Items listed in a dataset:
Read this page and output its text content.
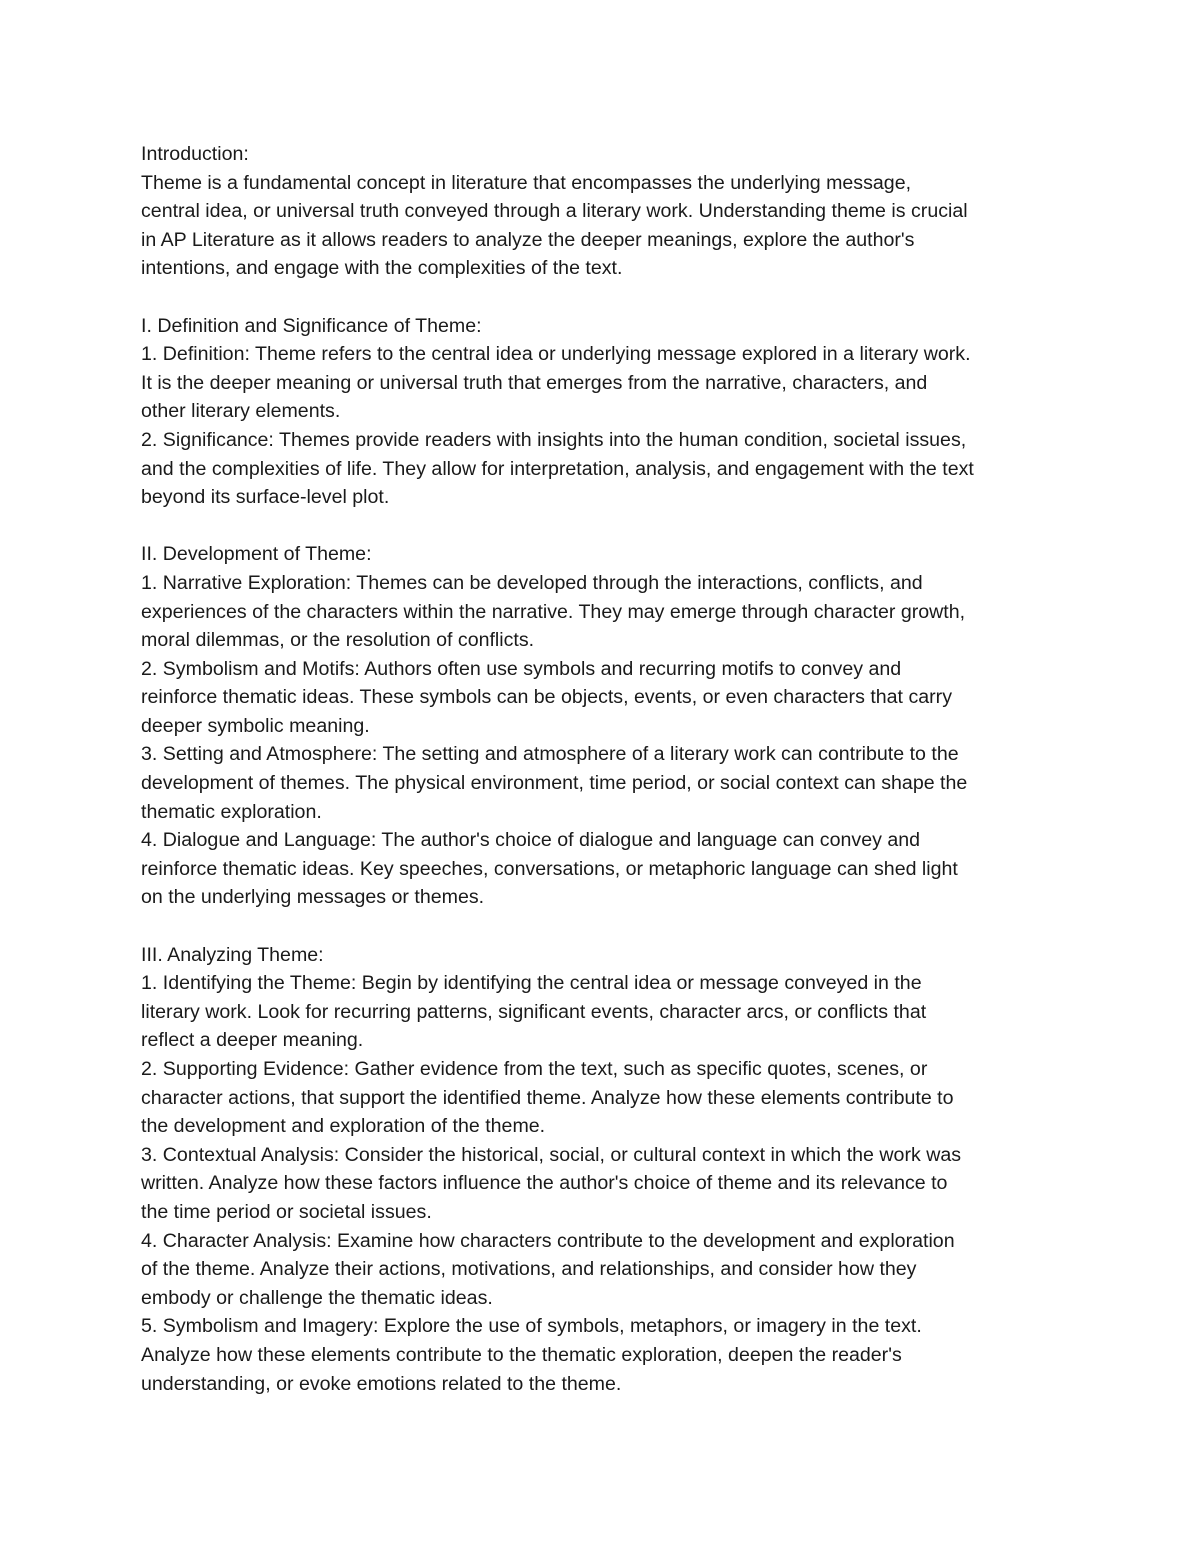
Introduction:
Theme is a fundamental concept in literature that encompasses the underlying message,
central idea, or universal truth conveyed through a literary work. Understanding theme is crucial
in AP Literature as it allows readers to analyze the deeper meanings, explore the author's
intentions, and engage with the complexities of the text.
I. Definition and Significance of Theme:
1. Definition: Theme refers to the central idea or underlying message explored in a literary work.
It is the deeper meaning or universal truth that emerges from the narrative, characters, and
other literary elements.
2. Significance: Themes provide readers with insights into the human condition, societal issues,
and the complexities of life. They allow for interpretation, analysis, and engagement with the text
beyond its surface-level plot.
II. Development of Theme:
1. Narrative Exploration: Themes can be developed through the interactions, conflicts, and
experiences of the characters within the narrative. They may emerge through character growth,
moral dilemmas, or the resolution of conflicts.
2. Symbolism and Motifs: Authors often use symbols and recurring motifs to convey and
reinforce thematic ideas. These symbols can be objects, events, or even characters that carry
deeper symbolic meaning.
3. Setting and Atmosphere: The setting and atmosphere of a literary work can contribute to the
development of themes. The physical environment, time period, or social context can shape the
thematic exploration.
4. Dialogue and Language: The author's choice of dialogue and language can convey and
reinforce thematic ideas. Key speeches, conversations, or metaphoric language can shed light
on the underlying messages or themes.
III. Analyzing Theme:
1. Identifying the Theme: Begin by identifying the central idea or message conveyed in the
literary work. Look for recurring patterns, significant events, character arcs, or conflicts that
reflect a deeper meaning.
2. Supporting Evidence: Gather evidence from the text, such as specific quotes, scenes, or
character actions, that support the identified theme. Analyze how these elements contribute to
the development and exploration of the theme.
3. Contextual Analysis: Consider the historical, social, or cultural context in which the work was
written. Analyze how these factors influence the author's choice of theme and its relevance to
the time period or societal issues.
4. Character Analysis: Examine how characters contribute to the development and exploration
of the theme. Analyze their actions, motivations, and relationships, and consider how they
embody or challenge the thematic ideas.
5. Symbolism and Imagery: Explore the use of symbols, metaphors, or imagery in the text.
Analyze how these elements contribute to the thematic exploration, deepen the reader's
understanding, or evoke emotions related to the theme.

**YOUR TASK:** Find the lines containing "reinforce" and list every one of them.

**EXERCISE ANSWER:**
reinforce thematic ideas. These symbols can be objects, events, or even characters that carry
reinforce thematic ideas. Key speeches, conversations, or metaphoric language can shed light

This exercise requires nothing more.